### Set task
What lines of the data include the string "TEMPERATURE"? Copy them all.
--- begin ---
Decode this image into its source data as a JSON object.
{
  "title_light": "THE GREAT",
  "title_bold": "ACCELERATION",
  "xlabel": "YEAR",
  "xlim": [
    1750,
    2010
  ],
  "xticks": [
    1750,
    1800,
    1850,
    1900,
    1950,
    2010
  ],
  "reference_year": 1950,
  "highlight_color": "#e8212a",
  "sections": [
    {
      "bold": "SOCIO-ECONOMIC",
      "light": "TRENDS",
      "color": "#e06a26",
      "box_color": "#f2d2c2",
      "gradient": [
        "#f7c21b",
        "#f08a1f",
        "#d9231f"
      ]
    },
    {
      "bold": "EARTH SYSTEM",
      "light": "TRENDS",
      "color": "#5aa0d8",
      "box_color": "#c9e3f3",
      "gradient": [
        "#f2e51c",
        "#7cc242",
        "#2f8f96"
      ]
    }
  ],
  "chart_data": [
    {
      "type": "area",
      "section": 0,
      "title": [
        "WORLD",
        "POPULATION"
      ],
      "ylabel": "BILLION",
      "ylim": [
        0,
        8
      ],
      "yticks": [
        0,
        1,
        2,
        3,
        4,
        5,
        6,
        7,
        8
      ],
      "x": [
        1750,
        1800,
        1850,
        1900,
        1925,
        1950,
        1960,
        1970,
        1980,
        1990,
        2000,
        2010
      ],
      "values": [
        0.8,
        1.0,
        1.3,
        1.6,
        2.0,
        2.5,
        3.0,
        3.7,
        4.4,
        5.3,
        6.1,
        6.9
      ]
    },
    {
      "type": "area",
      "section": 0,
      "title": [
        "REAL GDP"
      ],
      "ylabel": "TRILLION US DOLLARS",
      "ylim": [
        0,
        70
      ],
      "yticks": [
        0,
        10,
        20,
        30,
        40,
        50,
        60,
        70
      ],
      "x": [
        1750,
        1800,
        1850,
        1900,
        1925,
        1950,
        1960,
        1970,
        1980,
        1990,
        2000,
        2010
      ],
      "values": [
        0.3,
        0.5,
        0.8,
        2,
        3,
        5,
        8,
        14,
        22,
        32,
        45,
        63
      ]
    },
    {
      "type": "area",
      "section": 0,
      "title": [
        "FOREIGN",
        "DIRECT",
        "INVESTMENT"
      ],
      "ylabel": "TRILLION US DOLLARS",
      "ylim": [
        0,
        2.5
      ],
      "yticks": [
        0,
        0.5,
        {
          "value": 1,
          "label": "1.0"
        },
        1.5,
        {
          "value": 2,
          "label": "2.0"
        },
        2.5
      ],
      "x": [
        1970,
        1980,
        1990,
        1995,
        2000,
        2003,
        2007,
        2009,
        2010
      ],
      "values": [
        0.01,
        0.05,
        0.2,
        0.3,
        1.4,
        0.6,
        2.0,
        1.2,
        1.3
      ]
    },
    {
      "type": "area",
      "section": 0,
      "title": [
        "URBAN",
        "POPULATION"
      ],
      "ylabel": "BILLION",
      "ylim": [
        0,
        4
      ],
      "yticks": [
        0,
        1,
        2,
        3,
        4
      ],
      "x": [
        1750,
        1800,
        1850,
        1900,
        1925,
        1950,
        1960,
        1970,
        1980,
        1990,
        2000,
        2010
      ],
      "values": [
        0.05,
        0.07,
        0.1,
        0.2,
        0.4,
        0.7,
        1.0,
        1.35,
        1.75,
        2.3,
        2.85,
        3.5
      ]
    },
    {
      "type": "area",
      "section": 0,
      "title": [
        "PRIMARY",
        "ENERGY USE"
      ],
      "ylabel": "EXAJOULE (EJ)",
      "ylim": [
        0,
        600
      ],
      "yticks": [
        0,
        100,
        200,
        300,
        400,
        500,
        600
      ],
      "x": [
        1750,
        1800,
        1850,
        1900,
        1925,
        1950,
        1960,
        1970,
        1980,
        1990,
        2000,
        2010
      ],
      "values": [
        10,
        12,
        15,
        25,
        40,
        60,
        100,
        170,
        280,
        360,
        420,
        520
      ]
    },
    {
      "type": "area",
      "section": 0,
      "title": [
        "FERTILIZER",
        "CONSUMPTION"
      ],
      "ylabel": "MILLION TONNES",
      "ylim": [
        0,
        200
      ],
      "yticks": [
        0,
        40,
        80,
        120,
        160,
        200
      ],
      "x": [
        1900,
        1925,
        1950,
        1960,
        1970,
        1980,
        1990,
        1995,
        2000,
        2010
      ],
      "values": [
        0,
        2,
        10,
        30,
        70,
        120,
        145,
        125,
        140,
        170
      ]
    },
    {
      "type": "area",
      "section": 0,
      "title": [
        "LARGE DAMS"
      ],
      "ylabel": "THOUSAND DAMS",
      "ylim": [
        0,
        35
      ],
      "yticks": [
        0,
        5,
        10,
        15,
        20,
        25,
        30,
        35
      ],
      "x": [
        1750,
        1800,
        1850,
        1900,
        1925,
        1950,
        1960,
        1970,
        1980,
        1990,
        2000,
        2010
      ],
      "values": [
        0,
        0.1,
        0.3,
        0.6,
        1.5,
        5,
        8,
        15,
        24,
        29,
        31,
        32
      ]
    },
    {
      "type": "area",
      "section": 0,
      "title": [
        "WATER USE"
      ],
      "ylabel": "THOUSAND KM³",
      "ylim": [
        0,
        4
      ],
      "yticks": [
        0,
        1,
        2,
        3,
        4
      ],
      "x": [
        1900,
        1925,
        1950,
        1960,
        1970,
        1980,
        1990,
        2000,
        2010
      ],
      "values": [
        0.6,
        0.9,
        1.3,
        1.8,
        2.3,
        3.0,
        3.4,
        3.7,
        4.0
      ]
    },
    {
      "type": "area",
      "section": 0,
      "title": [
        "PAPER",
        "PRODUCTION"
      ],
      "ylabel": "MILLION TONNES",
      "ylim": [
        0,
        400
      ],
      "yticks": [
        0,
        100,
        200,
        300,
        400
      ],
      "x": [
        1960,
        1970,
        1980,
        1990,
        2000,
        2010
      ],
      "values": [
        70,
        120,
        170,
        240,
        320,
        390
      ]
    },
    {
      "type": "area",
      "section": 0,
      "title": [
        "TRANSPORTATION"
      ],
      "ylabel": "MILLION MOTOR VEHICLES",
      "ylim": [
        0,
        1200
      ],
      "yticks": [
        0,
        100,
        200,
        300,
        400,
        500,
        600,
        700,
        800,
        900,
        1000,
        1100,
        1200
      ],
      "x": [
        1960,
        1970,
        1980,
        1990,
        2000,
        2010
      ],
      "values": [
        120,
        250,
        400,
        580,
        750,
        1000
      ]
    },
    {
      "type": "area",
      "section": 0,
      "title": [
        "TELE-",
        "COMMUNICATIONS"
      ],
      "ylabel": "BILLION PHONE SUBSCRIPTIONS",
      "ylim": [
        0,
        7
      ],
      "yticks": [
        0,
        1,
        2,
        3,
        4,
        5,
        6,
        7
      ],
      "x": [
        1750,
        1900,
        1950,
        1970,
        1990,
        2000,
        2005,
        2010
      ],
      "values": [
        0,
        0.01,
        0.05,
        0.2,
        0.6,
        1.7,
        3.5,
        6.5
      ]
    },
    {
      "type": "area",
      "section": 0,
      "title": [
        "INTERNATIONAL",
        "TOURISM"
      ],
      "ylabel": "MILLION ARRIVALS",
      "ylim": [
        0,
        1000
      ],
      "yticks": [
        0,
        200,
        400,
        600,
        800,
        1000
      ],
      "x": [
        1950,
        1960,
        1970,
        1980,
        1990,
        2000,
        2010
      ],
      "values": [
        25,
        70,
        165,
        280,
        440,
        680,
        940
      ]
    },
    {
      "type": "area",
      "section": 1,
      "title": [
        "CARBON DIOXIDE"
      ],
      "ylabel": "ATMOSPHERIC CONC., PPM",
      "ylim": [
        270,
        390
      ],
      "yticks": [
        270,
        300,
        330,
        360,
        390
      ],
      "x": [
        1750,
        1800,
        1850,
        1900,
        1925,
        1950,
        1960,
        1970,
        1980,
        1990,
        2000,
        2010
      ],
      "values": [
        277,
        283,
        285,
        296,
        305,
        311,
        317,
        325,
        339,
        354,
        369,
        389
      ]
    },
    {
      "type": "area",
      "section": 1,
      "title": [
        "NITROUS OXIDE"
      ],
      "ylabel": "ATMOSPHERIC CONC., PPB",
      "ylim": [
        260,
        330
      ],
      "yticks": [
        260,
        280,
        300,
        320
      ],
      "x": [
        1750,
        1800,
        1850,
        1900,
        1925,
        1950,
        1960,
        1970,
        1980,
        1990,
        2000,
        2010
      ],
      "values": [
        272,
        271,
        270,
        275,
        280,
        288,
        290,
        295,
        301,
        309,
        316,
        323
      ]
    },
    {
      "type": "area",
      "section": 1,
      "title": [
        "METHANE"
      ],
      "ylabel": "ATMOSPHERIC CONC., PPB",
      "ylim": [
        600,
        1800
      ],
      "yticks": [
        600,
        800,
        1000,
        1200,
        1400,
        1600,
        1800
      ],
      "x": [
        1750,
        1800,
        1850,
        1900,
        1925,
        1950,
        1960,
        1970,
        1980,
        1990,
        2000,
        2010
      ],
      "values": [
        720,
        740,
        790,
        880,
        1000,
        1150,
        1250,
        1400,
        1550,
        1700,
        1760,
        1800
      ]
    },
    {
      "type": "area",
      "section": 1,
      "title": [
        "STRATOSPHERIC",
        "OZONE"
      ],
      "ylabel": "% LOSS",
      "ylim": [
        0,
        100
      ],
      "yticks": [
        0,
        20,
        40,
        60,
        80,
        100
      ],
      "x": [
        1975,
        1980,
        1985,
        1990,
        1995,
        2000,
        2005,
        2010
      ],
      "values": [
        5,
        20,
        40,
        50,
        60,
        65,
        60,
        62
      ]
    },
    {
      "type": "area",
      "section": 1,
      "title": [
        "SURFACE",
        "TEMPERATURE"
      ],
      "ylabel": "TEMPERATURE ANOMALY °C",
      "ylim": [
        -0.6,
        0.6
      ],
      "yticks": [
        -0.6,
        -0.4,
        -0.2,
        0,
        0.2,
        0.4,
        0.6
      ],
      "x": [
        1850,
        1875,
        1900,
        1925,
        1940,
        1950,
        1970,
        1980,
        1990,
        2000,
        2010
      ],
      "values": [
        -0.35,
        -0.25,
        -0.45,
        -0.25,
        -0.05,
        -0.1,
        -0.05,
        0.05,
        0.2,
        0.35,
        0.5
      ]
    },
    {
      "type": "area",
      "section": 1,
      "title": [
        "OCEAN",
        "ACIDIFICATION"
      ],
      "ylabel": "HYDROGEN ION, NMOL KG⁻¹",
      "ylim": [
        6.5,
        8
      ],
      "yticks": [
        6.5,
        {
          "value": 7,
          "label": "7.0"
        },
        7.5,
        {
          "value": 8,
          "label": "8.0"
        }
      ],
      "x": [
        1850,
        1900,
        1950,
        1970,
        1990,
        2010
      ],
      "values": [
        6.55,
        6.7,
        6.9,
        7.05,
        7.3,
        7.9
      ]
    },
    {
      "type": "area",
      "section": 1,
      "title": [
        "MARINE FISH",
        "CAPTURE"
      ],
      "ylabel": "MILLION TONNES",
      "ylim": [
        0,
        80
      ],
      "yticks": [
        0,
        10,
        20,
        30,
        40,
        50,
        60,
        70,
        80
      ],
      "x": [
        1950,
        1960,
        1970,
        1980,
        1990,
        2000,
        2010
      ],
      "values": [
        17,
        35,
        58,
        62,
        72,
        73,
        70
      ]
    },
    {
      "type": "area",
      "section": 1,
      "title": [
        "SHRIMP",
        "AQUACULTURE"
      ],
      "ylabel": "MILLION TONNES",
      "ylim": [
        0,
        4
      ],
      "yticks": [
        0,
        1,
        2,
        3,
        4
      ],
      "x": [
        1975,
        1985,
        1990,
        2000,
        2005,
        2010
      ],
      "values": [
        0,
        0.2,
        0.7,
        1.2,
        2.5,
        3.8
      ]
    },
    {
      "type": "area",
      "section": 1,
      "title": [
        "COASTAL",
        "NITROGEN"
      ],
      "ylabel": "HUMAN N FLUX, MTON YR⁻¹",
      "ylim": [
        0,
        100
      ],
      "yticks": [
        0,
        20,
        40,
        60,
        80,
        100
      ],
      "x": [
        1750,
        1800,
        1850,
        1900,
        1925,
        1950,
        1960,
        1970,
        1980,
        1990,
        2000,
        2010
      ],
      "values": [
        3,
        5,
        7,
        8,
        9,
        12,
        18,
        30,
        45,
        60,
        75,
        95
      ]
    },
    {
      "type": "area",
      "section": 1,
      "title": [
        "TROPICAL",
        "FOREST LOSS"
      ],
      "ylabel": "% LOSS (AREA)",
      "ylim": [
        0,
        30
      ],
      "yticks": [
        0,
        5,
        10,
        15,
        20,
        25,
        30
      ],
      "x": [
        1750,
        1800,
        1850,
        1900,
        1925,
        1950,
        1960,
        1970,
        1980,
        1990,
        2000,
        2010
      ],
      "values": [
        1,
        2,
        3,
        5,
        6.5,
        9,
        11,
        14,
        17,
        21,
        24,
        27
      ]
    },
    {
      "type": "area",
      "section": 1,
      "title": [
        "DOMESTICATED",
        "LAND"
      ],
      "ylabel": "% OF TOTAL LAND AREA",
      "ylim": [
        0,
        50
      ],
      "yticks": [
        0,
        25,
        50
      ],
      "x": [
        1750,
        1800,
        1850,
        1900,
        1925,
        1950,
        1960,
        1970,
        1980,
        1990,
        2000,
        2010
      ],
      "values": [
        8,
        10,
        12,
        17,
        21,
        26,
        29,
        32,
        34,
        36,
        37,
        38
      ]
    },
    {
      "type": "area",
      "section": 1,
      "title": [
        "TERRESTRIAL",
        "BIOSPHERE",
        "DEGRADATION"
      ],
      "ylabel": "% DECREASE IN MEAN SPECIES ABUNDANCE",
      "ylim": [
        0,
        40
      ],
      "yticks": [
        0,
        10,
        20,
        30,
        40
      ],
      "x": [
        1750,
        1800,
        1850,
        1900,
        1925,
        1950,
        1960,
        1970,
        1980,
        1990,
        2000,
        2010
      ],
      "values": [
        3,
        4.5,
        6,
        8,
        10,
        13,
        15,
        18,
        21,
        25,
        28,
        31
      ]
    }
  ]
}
--- end ---
### Output for this exercise
        "TEMPERATURE"
      "ylabel": "TEMPERATURE ANOMALY °C",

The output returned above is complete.